Distance Learning: Skulls! Halloween Edition
Check this out! More than 700 students from Alaska to California were learning together at the same time—virtually, online—with Academy educators.
Last week the Distance Learning Team gave an awesomely spooktacular treat to over 700 students from California to Alaska; it was the first Special Live Event of the school year: Skulls! Halloween Edition.
This 45-minute program brought the 3rd-5th graders face-to-face with skulls ranging from a Jack Rabbit to a Nile Crocodile! Then, while watching a live colony of flesh-eating beetles devour and clean some freshly dead bones, students learned about the Academy Collections and the stories a skull can tell. Students were guided on how to examine the eye sockets, teeth, and other features to find out if mystery skulls were predator or prey.
During the interactive program students had the opportunity to ask Academy science educators about their curiosities regarding skulls, the Academy Collection and much more.
"I am always looking for free resources. My curriculum is seriously out of date, so I often have to find online resources or spend my own money on science materials. I'm grateful that Cal Academy offers different programs and resources that are aligned to Next Gen standards and are available at low or no cost. Please keep providing these experiences for students. The Skulls presentation was more than I ever could have done in the classroom and fit in perfectly with what we have been learning (animal habitats, adaptations, food chains)."
- 3rd Grade, St. Lawrence O'Toole School, Oakland CA
"We've been studying ecosystems, so it was very relevant. Plus we're a hunting/subsistence community in Alaska, so skulls are something they see on a regular basis."
– 3rd -5th Grades, Northway School, Northway AK
"They were also very engaged and like reading the comments of children from other schools as well. We recently studied the human body, so later in the day we discussed the experience then compared the predator/prey characteristics of animal skulls to the characteristics of the human skull.”

> [What needs to be done] Summarize the piece on the Skulls! Halloween Edition program in two sentences.

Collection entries
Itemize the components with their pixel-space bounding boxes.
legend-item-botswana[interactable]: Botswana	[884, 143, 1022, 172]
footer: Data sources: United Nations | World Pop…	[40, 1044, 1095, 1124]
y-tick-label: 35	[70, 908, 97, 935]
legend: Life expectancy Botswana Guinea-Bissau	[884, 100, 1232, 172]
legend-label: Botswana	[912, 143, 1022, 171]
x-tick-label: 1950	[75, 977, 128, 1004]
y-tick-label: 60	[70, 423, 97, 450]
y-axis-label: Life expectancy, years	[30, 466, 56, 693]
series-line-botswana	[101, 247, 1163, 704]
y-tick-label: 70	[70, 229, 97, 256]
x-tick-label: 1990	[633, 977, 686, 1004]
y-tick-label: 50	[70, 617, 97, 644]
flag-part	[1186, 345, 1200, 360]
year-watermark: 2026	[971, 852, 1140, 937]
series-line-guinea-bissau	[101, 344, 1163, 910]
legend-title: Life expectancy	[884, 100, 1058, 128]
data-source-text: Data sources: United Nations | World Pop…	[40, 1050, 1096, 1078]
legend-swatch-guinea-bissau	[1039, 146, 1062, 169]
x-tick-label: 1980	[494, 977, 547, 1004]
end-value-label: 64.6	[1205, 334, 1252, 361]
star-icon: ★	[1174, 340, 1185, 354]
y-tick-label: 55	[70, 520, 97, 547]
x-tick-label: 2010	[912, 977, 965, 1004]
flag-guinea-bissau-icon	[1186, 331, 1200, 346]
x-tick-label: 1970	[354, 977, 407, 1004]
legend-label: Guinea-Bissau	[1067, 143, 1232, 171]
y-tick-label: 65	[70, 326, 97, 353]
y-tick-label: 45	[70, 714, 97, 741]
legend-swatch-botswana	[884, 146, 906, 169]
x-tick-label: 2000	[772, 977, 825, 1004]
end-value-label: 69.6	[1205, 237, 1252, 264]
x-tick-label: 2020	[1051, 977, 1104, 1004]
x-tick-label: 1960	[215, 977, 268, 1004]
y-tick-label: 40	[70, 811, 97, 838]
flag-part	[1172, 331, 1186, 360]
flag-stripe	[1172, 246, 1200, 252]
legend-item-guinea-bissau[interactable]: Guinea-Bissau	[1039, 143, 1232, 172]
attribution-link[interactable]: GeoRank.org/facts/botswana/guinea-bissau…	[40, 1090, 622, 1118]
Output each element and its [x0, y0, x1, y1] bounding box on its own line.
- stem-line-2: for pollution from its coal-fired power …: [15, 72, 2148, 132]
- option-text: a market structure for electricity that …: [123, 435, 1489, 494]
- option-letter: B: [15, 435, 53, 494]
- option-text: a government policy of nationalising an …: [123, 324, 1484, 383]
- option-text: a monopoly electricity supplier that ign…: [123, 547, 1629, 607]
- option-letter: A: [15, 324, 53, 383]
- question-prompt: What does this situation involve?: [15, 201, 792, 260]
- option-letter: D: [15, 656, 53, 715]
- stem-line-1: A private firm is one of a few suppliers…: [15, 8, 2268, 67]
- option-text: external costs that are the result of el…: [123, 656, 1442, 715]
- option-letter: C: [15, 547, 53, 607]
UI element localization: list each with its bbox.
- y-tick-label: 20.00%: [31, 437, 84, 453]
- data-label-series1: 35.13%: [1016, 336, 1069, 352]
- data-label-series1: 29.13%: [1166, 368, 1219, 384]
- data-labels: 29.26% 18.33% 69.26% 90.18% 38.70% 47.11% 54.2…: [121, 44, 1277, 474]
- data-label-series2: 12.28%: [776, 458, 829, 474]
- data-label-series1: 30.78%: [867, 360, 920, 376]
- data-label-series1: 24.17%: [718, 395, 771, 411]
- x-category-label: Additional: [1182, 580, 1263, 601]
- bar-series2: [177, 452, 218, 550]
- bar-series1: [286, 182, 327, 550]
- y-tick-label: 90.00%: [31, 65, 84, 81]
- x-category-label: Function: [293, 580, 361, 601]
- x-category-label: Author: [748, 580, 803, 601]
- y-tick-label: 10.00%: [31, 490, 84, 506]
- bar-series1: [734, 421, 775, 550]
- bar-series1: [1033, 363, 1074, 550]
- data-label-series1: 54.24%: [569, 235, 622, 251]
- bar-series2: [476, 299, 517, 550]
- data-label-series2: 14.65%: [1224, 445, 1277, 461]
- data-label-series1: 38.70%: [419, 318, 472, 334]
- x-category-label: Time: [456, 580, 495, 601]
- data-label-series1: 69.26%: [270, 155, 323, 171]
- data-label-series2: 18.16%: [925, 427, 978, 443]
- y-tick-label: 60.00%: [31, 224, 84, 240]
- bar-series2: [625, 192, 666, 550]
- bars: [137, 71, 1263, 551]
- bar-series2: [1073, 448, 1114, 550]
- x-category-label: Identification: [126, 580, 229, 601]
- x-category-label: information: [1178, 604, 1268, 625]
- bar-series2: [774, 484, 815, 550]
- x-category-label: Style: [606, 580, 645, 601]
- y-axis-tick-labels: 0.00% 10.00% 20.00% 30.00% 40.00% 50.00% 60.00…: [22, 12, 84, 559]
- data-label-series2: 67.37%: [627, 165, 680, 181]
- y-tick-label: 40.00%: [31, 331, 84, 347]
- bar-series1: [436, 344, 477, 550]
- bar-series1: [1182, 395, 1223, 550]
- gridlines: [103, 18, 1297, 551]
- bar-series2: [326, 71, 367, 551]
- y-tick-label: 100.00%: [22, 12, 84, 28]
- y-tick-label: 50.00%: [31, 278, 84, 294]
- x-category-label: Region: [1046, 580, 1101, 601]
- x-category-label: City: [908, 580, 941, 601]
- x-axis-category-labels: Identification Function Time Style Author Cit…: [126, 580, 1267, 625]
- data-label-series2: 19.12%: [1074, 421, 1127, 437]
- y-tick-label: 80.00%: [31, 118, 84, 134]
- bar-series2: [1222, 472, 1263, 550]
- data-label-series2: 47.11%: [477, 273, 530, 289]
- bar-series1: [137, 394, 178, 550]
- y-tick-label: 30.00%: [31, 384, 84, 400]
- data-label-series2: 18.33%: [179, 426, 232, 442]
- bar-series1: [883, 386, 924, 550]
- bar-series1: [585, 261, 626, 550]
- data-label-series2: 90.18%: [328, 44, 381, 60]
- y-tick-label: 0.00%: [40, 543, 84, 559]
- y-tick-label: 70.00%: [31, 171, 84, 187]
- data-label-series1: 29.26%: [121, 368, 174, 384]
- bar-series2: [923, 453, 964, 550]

> [Finished exercise] More than 700 third- to fifth-grade students from California to Alaska took part in Skulls! Halloween Edition, the Distance Learning Team's first Special Live Event of the school year. In this 45-minute online program, students examined skulls from a Jack Rabbit to a Nile Crocodile, watched flesh-eating beetles clean bones, learned to tell predator from prey by features such as eye sockets and teeth, and put questions to Academy science educators, while teachers said it fit what their classes had been studying.